◆ REQUIREMENT ◆
Transcribe the data that follows precisely, omitting nothing.

________________________________________

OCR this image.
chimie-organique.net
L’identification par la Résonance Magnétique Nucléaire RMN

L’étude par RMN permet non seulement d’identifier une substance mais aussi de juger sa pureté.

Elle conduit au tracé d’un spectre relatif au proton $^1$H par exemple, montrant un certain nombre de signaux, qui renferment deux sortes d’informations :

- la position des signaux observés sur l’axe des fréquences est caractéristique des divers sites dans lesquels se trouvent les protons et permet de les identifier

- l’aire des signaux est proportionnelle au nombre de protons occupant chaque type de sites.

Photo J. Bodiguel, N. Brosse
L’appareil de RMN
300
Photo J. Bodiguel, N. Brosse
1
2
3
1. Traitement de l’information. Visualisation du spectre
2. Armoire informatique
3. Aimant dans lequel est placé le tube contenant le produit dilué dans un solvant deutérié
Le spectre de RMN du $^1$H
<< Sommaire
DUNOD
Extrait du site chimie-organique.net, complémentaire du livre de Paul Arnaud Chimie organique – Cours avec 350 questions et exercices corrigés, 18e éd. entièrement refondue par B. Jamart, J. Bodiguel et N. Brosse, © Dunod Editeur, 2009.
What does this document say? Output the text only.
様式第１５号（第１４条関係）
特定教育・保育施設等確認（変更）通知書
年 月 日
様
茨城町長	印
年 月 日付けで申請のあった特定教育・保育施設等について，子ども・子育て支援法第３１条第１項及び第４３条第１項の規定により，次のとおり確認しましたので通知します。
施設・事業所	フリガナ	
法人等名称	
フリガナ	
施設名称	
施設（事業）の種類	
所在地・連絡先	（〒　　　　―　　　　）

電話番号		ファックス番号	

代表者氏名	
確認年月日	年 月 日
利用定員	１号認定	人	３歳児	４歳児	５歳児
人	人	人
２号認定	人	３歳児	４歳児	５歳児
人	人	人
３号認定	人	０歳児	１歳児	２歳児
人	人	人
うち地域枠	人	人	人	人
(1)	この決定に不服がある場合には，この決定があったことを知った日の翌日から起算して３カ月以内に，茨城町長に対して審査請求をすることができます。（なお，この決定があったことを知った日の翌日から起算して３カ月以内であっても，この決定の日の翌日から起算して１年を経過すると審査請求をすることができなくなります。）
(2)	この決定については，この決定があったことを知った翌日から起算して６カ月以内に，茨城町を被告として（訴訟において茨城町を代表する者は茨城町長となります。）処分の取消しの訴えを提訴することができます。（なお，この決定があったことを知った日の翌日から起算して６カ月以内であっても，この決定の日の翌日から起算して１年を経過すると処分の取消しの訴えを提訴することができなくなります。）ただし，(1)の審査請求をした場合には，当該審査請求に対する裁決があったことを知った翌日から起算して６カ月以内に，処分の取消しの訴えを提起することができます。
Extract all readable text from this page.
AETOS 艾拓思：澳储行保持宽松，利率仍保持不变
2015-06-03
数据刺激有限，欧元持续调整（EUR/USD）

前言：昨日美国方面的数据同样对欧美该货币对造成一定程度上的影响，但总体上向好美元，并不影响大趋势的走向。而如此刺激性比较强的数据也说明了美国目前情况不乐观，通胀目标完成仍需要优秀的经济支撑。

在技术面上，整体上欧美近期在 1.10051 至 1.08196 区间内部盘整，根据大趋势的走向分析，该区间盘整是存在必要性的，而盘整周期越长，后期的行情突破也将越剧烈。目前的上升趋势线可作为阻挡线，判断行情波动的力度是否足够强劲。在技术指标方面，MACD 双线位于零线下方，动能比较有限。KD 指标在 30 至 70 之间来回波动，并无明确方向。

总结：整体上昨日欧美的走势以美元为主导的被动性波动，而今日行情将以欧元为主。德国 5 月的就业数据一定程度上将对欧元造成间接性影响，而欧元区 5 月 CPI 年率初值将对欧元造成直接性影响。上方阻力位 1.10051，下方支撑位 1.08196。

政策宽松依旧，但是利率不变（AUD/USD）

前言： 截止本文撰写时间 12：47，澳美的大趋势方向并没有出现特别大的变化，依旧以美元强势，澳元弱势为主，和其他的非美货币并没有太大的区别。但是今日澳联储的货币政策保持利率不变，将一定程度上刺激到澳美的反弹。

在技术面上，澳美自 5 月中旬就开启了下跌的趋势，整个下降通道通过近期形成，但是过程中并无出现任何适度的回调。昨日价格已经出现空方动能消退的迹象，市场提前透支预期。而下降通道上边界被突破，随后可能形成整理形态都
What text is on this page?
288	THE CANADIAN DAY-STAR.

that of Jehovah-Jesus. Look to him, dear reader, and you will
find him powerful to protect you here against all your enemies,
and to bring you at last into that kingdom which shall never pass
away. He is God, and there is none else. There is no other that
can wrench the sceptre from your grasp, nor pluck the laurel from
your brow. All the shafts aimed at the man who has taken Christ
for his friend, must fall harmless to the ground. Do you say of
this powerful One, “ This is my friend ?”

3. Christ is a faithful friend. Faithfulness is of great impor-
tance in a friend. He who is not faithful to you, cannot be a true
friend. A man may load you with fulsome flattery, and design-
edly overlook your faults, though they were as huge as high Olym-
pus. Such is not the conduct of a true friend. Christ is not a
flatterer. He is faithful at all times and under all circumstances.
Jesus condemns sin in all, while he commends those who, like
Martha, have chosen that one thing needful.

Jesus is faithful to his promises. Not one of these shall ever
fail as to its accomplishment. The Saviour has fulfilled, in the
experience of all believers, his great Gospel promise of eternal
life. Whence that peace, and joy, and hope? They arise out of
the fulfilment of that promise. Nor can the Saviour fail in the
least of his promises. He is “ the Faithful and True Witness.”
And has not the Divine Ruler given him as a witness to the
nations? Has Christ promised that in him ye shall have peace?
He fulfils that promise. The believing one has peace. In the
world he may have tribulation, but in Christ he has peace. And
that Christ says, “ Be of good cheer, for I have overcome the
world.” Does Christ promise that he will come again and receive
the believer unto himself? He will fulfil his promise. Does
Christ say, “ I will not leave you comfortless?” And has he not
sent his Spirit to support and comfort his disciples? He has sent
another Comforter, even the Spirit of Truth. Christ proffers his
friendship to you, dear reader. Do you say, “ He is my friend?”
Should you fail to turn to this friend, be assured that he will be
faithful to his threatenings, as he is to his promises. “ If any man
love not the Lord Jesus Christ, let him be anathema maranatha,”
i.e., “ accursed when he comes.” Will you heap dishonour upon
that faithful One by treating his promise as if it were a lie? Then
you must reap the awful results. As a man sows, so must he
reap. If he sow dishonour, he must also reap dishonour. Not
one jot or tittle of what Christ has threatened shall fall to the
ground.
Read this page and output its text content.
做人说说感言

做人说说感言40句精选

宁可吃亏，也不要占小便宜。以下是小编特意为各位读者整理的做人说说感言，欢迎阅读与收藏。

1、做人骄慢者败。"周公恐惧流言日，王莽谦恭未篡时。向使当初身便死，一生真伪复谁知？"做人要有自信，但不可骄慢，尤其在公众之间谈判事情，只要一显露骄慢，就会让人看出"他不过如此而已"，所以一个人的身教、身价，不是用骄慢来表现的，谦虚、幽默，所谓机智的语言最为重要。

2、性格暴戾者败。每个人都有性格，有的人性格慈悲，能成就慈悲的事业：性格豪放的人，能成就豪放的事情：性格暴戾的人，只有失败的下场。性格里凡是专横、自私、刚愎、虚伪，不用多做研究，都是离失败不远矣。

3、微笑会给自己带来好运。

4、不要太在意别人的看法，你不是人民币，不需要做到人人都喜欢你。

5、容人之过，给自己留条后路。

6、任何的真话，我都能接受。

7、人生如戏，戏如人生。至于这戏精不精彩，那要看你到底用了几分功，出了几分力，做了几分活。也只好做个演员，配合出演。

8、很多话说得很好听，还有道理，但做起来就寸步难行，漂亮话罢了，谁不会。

________________________________________

◆ WRITTEN RESPONSE ◆
OCR this image.
chimie-organique.net
L’identification par la Résonance Magnétique Nucléaire RMN

L’étude par RMN permet non seulement d’identifier une substance mais aussi de juger sa pureté.

Elle conduit au tracé d’un spectre relatif au proton $^1$H par exemple, montrant un certain nombre de signaux, qui renferment deux sortes d’informations :

- la position des signaux observés sur l’axe des fréquences est caractéristique des divers sites dans lesquels se trouvent les protons et permet de les identifier

- l’aire des signaux est proportionnelle au nombre de protons occupant chaque type de sites.

Photo J. Bodiguel, N. Brosse
L’appareil de RMN
300
Photo J. Bodiguel, N. Brosse
1
2
3
1. Traitement de l’information. Visualisation du spectre
2. Armoire informatique
3. Aimant dans lequel est placé le tube contenant le produit dilué dans un solvant deutérié
Le spectre de RMN du $^1$H
<< Sommaire
DUNOD
Extrait du site chimie-organique.net, complémentaire du livre de Paul Arnaud Chimie organique – Cours avec 350 questions et exercices corrigés, 18e éd. entièrement refondue par B. Jamart, J. Bodiguel et N. Brosse, © Dunod Editeur, 2009.
What does this document say? Output the text only.
様式第１５号（第１４条関係）
特定教育・保育施設等確認（変更）通知書
年 月 日
様
茨城町長	印
年 月 日付けで申請のあった特定教育・保育施設等について，子ども・子育て支援法第３１条第１項及び第４３条第１項の規定により，次のとおり確認しましたので通知します。
施設・事業所	フリガナ	
法人等名称	
フリガナ	
施設名称	
施設（事業）の種類	
所在地・連絡先	（〒　　　　―　　　　）

電話番号		ファックス番号	

代表者氏名	
確認年月日	年 月 日
利用定員	１号認定	人	３歳児	４歳児	５歳児
人	人	人
２号認定	人	３歳児	４歳児	５歳児
人	人	人
３号認定	人	０歳児	１歳児	２歳児
人	人	人
うち地域枠	人	人	人	人
(1)	この決定に不服がある場合には，この決定があったことを知った日の翌日から起算して３カ月以内に，茨城町長に対して審査請求をすることができます。（なお，この決定があったことを知った日の翌日から起算して３カ月以内であっても，この決定の日の翌日から起算して１年を経過すると審査請求をすることができなくなります。）
(2)	この決定については，この決定があったことを知った翌日から起算して６カ月以内に，茨城町を被告として（訴訟において茨城町を代表する者は茨城町長となります。）処分の取消しの訴えを提訴することができます。（なお，この決定があったことを知った日の翌日から起算して６カ月以内であっても，この決定の日の翌日から起算して１年を経過すると処分の取消しの訴えを提訴することができなくなります。）ただし，(1)の審査請求をした場合には，当該審査請求に対する裁決があったことを知った翌日から起算して６カ月以内に，処分の取消しの訴えを提起することができます。
Extract all readable text from this page.
AETOS 艾拓思：澳储行保持宽松，利率仍保持不变
2015-06-03
数据刺激有限，欧元持续调整（EUR/USD）

前言：昨日美国方面的数据同样对欧美该货币对造成一定程度上的影响，但总体上向好美元，并不影响大趋势的走向。而如此刺激性比较强的数据也说明了美国目前情况不乐观，通胀目标完成仍需要优秀的经济支撑。

在技术面上，整体上欧美近期在 1.10051 至 1.08196 区间内部盘整，根据大趋势的走向分析，该区间盘整是存在必要性的，而盘整周期越长，后期的行情突破也将越剧烈。目前的上升趋势线可作为阻挡线，判断行情波动的力度是否足够强劲。在技术指标方面，MACD 双线位于零线下方，动能比较有限。KD 指标在 30 至 70 之间来回波动，并无明确方向。

总结：整体上昨日欧美的走势以美元为主导的被动性波动，而今日行情将以欧元为主。德国 5 月的就业数据一定程度上将对欧元造成间接性影响，而欧元区 5 月 CPI 年率初值将对欧元造成直接性影响。上方阻力位 1.10051，下方支撑位 1.08196。

政策宽松依旧，但是利率不变（AUD/USD）

前言： 截止本文撰写时间 12：47，澳美的大趋势方向并没有出现特别大的变化，依旧以美元强势，澳元弱势为主，和其他的非美货币并没有太大的区别。但是今日澳联储的货币政策保持利率不变，将一定程度上刺激到澳美的反弹。

在技术面上，澳美自 5 月中旬就开启了下跌的趋势，整个下降通道通过近期形成，但是过程中并无出现任何适度的回调。昨日价格已经出现空方动能消退的迹象，市场提前透支预期。而下降通道上边界被突破，随后可能形成整理形态都
What text is on this page?
288	THE CANADIAN DAY-STAR.

that of Jehovah-Jesus. Look to him, dear reader, and you will
find him powerful to protect you here against all your enemies,
and to bring you at last into that kingdom which shall never pass
away. He is God, and there is none else. There is no other that
can wrench the sceptre from your grasp, nor pluck the laurel from
your brow. All the shafts aimed at the man who has taken Christ
for his friend, must fall harmless to the ground. Do you say of
this powerful One, “ This is my friend ?”

3. Christ is a faithful friend. Faithfulness is of great impor-
tance in a friend. He who is not faithful to you, cannot be a true
friend. A man may load you with fulsome flattery, and design-
edly overlook your faults, though they were as huge as high Olym-
pus. Such is not the conduct of a true friend. Christ is not a
flatterer. He is faithful at all times and under all circumstances.
Jesus condemns sin in all, while he commends those who, like
Martha, have chosen that one thing needful.

Jesus is faithful to his promises. Not one of these shall ever
fail as to its accomplishment. The Saviour has fulfilled, in the
experience of all believers, his great Gospel promise of eternal
life. Whence that peace, and joy, and hope? They arise out of
the fulfilment of that promise. Nor can the Saviour fail in the
least of his promises. He is “ the Faithful and True Witness.”
And has not the Divine Ruler given him as a witness to the
nations? Has Christ promised that in him ye shall have peace?
He fulfils that promise. The believing one has peace. In the
world he may have tribulation, but in Christ he has peace. And
that Christ says, “ Be of good cheer, for I have overcome the
world.” Does Christ promise that he will come again and receive
the believer unto himself? He will fulfil his promise. Does
Christ say, “ I will not leave you comfortless?” And has he not
sent his Spirit to support and comfort his disciples? He has sent
another Comforter, even the Spirit of Truth. Christ proffers his
friendship to you, dear reader. Do you say, “ He is my friend?”
Should you fail to turn to this friend, be assured that he will be
faithful to his threatenings, as he is to his promises. “ If any man
love not the Lord Jesus Christ, let him be anathema maranatha,”
i.e., “ accursed when he comes.” Will you heap dishonour upon
that faithful One by treating his promise as if it were a lie? Then
you must reap the awful results. As a man sows, so must he
reap. If he sow dishonour, he must also reap dishonour. Not
one jot or tittle of what Christ has threatened shall fall to the
ground.
Read this page and output its text content.
做人说说感言

做人说说感言40句精选

宁可吃亏，也不要占小便宜。以下是小编特意为各位读者整理的做人说说感言，欢迎阅读与收藏。

1、做人骄慢者败。"周公恐惧流言日，王莽谦恭未篡时。向使当初身便死，一生真伪复谁知？"做人要有自信，但不可骄慢，尤其在公众之间谈判事情，只要一显露骄慢，就会让人看出"他不过如此而已"，所以一个人的身教、身价，不是用骄慢来表现的，谦虚、幽默，所谓机智的语言最为重要。

2、性格暴戾者败。每个人都有性格，有的人性格慈悲，能成就慈悲的事业：性格豪放的人，能成就豪放的事情：性格暴戾的人，只有失败的下场。性格里凡是专横、自私、刚愎、虚伪，不用多做研究，都是离失败不远矣。

3、微笑会给自己带来好运。

4、不要太在意别人的看法，你不是人民币，不需要做到人人都喜欢你。

5、容人之过，给自己留条后路。

6、任何的真话，我都能接受。

7、人生如戏，戏如人生。至于这戏精不精彩，那要看你到底用了几分功，出了几分力，做了几分活。也只好做个演员，配合出演。

8、很多话说得很好听，还有道理，但做起来就寸步难行，漂亮话罢了，谁不会。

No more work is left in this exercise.